## Material shown
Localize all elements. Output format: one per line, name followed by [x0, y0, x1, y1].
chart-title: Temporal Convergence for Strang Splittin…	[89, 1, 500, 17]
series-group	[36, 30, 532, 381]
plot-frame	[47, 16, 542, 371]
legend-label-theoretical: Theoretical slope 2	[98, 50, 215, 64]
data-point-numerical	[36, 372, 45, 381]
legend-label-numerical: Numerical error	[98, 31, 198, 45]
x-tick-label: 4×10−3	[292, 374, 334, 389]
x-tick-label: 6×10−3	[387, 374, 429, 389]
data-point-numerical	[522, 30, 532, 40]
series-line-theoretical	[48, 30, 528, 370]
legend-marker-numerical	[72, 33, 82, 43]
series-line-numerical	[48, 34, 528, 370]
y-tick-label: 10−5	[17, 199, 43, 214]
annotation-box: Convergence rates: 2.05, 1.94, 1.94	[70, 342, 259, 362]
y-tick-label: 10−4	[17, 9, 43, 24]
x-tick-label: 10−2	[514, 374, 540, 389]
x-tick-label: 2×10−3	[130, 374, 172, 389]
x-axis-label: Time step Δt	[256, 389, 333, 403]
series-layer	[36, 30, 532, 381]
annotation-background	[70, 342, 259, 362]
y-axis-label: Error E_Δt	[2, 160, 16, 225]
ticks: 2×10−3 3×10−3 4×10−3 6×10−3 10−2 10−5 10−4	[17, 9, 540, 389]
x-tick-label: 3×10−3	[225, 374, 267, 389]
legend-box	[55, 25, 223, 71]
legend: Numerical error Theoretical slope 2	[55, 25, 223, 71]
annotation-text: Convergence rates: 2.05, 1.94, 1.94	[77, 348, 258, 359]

## Written request
Output the lines of the material above as a JSON list of strings, with one string per line and no strings for blank lines.

## Answer
[
  "Localize all elements. Output format: one per line, name followed by [x0, y0, x1, y1].",
  "chart-title: Temporal Convergence for Strang Splittin…\t[89, 1, 500, 17]",
  "series-group\t[36, 30, 532, 381]",
  "plot-frame\t[47, 16, 542, 371]",
  "legend-label-theoretical: Theoretical slope 2\t[98, 50, 215, 64]",
  "data-point-numerical\t[36, 372, 45, 381]",
  "legend-label-numerical: Numerical error\t[98, 31, 198, 45]",
  "x-tick-label: 4×10−3\t[292, 374, 334, 389]",
  "x-tick-label: 6×10−3\t[387, 374, 429, 389]",
  "data-point-numerical\t[522, 30, 532, 40]",
  "series-line-theoretical\t[48, 30, 528, 370]",
  "legend-marker-numerical\t[72, 33, 82, 43]",
  "series-line-numerical\t[48, 34, 528, 370]",
  "y-tick-label: 10−5\t[17, 199, 43, 214]",
  "annotation-box: Convergence rates: 2.05, 1.94, 1.94\t[70, 342, 259, 362]",
  "y-tick-label: 10−4\t[17, 9, 43, 24]",
  "x-tick-label: 10−2\t[514, 374, 540, 389]",
  "x-tick-label: 2×10−3\t[130, 374, 172, 389]",
  "x-axis-label: Time step Δt\t[256, 389, 333, 403]",
  "series-layer\t[36, 30, 532, 381]",
  "annotation-background\t[70, 342, 259, 362]",
  "y-axis-label: Error E_Δt\t[2, 160, 16, 225]",
  "ticks: 2×10−3 3×10−3 4×10−3 6×10−3 10−2 10−5 10−4\t[17, 9, 540, 389]",
  "x-tick-label: 3×10−3\t[225, 374, 267, 389]",
  "legend-box\t[55, 25, 223, 71]",
  "legend: Numerical error Theoretical slope 2\t[55, 25, 223, 71]",
  "annotation-text: Convergence rates: 2.05, 1.94, 1.94\t[77, 348, 258, 359]"
]